▸ **PROVIDED RECORDS**:
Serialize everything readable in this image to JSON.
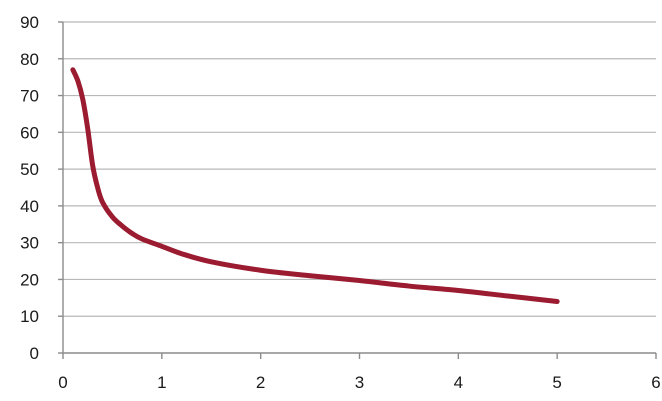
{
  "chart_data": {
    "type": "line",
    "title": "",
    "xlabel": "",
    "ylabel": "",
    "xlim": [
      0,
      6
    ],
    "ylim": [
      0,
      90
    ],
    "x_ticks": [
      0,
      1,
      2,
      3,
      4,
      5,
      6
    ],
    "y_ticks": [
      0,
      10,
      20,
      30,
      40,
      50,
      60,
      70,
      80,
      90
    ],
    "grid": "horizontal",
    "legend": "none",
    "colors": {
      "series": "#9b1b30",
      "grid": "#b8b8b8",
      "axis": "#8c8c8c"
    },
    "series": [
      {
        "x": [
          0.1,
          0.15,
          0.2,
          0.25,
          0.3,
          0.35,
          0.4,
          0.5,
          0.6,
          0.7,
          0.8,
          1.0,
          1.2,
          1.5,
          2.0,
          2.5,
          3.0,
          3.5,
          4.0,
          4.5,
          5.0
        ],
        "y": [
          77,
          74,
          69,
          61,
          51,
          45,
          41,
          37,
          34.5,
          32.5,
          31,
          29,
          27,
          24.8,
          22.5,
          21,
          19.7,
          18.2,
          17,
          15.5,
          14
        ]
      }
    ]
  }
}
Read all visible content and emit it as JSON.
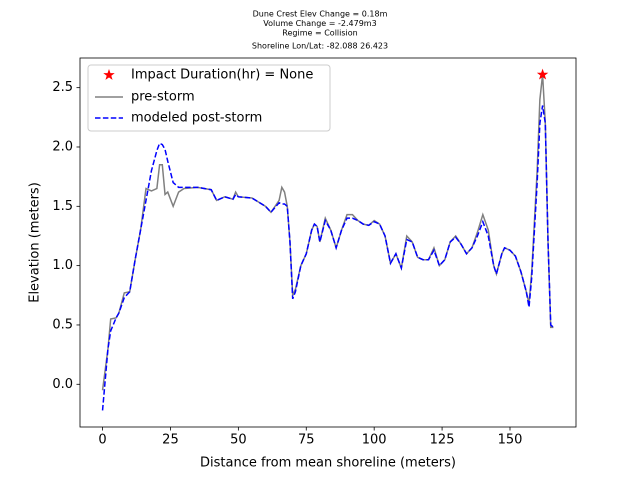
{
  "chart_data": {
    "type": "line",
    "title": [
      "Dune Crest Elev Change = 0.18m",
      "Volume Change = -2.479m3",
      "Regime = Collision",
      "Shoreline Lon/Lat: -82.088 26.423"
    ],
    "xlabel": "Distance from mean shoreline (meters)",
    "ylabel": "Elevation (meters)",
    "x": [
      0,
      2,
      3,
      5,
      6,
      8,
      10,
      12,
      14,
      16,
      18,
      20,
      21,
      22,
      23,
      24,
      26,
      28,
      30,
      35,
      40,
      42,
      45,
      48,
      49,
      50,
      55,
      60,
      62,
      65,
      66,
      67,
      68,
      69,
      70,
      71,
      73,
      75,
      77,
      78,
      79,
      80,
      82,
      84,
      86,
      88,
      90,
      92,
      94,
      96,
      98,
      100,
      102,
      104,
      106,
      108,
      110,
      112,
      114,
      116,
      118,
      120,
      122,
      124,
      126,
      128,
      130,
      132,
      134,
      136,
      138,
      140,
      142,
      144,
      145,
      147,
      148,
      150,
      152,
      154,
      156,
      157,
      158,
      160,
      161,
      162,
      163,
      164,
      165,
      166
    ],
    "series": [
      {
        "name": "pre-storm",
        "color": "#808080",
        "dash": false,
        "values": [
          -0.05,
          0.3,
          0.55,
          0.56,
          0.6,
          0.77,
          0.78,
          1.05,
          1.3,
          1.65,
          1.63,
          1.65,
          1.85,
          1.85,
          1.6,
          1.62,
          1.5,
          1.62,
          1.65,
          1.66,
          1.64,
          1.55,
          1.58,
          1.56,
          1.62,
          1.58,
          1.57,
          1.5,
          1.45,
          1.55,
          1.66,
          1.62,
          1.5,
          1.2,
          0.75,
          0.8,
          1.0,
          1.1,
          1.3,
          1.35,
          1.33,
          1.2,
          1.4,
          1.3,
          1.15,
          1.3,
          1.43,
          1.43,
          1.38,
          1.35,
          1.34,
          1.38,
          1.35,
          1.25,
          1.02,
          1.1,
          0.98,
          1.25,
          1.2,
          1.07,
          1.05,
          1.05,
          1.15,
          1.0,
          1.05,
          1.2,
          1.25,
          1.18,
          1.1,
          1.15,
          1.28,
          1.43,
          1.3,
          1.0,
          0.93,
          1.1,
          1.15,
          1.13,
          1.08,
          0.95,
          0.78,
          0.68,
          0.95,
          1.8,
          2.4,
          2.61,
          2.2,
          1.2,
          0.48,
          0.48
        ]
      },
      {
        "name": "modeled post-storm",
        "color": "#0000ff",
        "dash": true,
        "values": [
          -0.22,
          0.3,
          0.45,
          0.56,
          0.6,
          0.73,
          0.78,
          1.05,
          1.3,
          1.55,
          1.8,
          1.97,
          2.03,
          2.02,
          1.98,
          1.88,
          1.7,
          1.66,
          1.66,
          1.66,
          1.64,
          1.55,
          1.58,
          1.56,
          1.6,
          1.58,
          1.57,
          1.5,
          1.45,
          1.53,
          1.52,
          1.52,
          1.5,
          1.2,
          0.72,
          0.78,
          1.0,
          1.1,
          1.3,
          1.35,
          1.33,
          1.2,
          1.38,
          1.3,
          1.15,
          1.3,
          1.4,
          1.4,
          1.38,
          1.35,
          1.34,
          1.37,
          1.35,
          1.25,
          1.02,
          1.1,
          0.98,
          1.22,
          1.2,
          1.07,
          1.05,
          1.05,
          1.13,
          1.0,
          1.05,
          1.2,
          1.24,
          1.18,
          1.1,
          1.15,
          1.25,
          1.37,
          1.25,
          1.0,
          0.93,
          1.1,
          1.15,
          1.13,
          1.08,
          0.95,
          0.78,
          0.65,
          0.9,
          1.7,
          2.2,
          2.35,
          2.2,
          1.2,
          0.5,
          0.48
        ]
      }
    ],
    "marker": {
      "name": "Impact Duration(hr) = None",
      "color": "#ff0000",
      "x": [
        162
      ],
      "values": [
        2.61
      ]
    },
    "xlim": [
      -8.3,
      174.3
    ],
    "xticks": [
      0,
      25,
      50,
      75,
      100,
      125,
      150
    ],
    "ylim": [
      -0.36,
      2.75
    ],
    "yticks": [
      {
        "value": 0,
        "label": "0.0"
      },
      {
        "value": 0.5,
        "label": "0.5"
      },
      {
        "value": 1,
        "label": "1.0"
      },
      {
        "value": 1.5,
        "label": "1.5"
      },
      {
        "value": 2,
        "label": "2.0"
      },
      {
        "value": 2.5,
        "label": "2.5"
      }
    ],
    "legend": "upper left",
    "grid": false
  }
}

▸ **GOAL OF THE EXERCISE**:
Select all lines with the word "xlabel" from the entries above.

▸ **WRITTEN REPLY**:
    "xlabel": "",
    "xlabel": "Distance from mean shoreline (meters)",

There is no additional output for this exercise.